• **Task statement**
Update the items below by changing every "data-point" to "marker" and leaving everything else as it is.
= = = = =
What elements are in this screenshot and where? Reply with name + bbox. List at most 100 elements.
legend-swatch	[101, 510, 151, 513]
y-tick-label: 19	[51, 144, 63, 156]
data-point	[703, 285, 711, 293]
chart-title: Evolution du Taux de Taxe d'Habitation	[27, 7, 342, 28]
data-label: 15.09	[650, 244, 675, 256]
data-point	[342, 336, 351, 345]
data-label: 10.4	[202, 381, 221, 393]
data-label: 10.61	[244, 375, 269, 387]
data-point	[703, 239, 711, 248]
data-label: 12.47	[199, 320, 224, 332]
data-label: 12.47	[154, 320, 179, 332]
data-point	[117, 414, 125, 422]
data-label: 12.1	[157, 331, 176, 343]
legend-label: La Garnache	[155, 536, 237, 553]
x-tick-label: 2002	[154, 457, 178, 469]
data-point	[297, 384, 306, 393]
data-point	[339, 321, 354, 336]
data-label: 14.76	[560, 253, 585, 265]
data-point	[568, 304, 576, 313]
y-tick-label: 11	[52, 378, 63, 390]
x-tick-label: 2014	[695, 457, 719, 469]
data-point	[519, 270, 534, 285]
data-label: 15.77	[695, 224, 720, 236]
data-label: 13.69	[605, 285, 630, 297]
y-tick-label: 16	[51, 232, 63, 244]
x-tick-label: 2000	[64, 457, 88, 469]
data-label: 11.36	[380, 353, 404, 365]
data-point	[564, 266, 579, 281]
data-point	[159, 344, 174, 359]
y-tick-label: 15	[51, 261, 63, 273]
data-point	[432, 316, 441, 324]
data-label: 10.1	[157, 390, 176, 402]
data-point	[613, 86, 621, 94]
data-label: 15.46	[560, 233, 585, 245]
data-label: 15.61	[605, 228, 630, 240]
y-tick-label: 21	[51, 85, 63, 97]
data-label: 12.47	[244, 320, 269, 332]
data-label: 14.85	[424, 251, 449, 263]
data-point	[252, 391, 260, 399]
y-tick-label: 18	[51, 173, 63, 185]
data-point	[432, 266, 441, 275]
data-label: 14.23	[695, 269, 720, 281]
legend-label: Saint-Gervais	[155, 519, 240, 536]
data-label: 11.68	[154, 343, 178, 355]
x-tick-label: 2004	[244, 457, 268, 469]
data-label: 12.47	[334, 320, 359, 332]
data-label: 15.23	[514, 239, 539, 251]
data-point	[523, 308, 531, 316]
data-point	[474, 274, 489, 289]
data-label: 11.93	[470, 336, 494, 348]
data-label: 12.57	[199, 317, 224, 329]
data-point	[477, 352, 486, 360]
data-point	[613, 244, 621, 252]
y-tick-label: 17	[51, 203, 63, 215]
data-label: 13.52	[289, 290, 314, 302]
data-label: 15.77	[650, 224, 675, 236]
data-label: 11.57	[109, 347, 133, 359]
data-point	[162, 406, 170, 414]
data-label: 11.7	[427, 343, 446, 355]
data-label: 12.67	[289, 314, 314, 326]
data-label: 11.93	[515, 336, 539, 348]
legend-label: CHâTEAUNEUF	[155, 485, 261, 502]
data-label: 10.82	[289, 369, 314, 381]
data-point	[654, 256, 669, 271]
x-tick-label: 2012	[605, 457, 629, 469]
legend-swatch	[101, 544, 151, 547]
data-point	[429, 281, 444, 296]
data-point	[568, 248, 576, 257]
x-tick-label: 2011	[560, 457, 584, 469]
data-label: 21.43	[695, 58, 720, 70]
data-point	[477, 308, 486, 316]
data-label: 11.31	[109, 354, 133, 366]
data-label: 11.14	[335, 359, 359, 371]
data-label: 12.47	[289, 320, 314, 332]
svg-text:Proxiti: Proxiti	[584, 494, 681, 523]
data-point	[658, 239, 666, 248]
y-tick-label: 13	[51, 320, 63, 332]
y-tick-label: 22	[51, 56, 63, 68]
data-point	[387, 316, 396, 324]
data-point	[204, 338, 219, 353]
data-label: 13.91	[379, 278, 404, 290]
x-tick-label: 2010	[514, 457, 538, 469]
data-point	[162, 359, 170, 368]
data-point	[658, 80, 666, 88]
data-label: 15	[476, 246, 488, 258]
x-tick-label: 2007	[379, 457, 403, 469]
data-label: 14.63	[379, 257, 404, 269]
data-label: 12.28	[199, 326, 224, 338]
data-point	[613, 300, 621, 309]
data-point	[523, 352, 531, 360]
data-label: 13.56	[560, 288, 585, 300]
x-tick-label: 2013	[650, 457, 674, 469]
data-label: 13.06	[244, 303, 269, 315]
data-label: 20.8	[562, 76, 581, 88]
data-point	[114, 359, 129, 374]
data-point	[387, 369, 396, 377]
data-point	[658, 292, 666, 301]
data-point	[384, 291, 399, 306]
= = = = =
• **Exercise result**
What elements are in this screenshot and where? Reply with name + bbox. List at most 100 elements.
legend-swatch	[101, 510, 151, 513]
y-tick-label: 19	[51, 144, 63, 156]
marker	[703, 285, 711, 293]
chart-title: Evolution du Taux de Taxe d'Habitation	[27, 7, 342, 28]
data-label: 15.09	[650, 244, 675, 256]
marker	[342, 336, 351, 345]
data-label: 10.4	[202, 381, 221, 393]
data-label: 10.61	[244, 375, 269, 387]
marker	[703, 239, 711, 248]
data-label: 12.47	[199, 320, 224, 332]
data-label: 12.47	[154, 320, 179, 332]
marker	[117, 414, 125, 422]
data-label: 12.1	[157, 331, 176, 343]
legend-label: La Garnache	[155, 536, 237, 553]
x-tick-label: 2002	[154, 457, 178, 469]
marker	[297, 384, 306, 393]
marker	[339, 321, 354, 336]
data-label: 14.76	[560, 253, 585, 265]
marker	[568, 304, 576, 313]
y-tick-label: 11	[52, 378, 63, 390]
x-tick-label: 2014	[695, 457, 719, 469]
marker	[519, 270, 534, 285]
data-label: 15.77	[695, 224, 720, 236]
data-label: 13.69	[605, 285, 630, 297]
y-tick-label: 16	[51, 232, 63, 244]
x-tick-label: 2000	[64, 457, 88, 469]
data-label: 11.36	[380, 353, 404, 365]
marker	[564, 266, 579, 281]
marker	[159, 344, 174, 359]
y-tick-label: 15	[51, 261, 63, 273]
marker	[432, 316, 441, 324]
data-label: 10.1	[157, 390, 176, 402]
marker	[613, 86, 621, 94]
data-label: 15.46	[560, 233, 585, 245]
data-label: 15.61	[605, 228, 630, 240]
y-tick-label: 21	[51, 85, 63, 97]
data-label: 12.47	[244, 320, 269, 332]
data-label: 14.85	[424, 251, 449, 263]
marker	[252, 391, 260, 399]
y-tick-label: 18	[51, 173, 63, 185]
marker	[432, 266, 441, 275]
data-label: 14.23	[695, 269, 720, 281]
legend-label: Saint-Gervais	[155, 519, 240, 536]
data-label: 11.68	[154, 343, 178, 355]
x-tick-label: 2004	[244, 457, 268, 469]
data-label: 12.47	[334, 320, 359, 332]
data-label: 15.23	[514, 239, 539, 251]
marker	[523, 308, 531, 316]
marker	[474, 274, 489, 289]
data-label: 11.93	[470, 336, 494, 348]
data-label: 12.57	[199, 317, 224, 329]
marker	[477, 352, 486, 360]
marker	[613, 244, 621, 252]
y-tick-label: 17	[51, 203, 63, 215]
data-label: 13.52	[289, 290, 314, 302]
data-label: 15.77	[650, 224, 675, 236]
data-label: 11.57	[109, 347, 133, 359]
marker	[162, 406, 170, 414]
data-label: 11.7	[427, 343, 446, 355]
data-label: 12.67	[289, 314, 314, 326]
data-label: 11.93	[515, 336, 539, 348]
legend-label: CHâTEAUNEUF	[155, 485, 261, 502]
data-label: 10.82	[289, 369, 314, 381]
marker	[654, 256, 669, 271]
x-tick-label: 2012	[605, 457, 629, 469]
legend-swatch	[101, 544, 151, 547]
marker	[429, 281, 444, 296]
marker	[568, 248, 576, 257]
x-tick-label: 2011	[560, 457, 584, 469]
data-label: 21.43	[695, 58, 720, 70]
marker	[477, 308, 486, 316]
data-label: 11.31	[109, 354, 133, 366]
data-label: 11.14	[335, 359, 359, 371]
data-label: 12.47	[289, 320, 314, 332]
svg-text:Proxiti: Proxiti	[584, 494, 681, 523]
marker	[658, 239, 666, 248]
y-tick-label: 13	[51, 320, 63, 332]
y-tick-label: 22	[51, 56, 63, 68]
marker	[387, 316, 396, 324]
marker	[204, 338, 219, 353]
data-label: 13.91	[379, 278, 404, 290]
x-tick-label: 2010	[514, 457, 538, 469]
marker	[162, 359, 170, 368]
marker	[658, 80, 666, 88]
data-label: 15	[476, 246, 488, 258]
x-tick-label: 2007	[379, 457, 403, 469]
data-label: 14.63	[379, 257, 404, 269]
data-label: 12.28	[199, 326, 224, 338]
marker	[613, 300, 621, 309]
marker	[523, 352, 531, 360]
data-label: 13.56	[560, 288, 585, 300]
x-tick-label: 2013	[650, 457, 674, 469]
data-label: 13.06	[244, 303, 269, 315]
data-label: 20.8	[562, 76, 581, 88]
marker	[114, 359, 129, 374]
marker	[387, 369, 396, 377]
marker	[658, 292, 666, 301]
marker	[384, 291, 399, 306]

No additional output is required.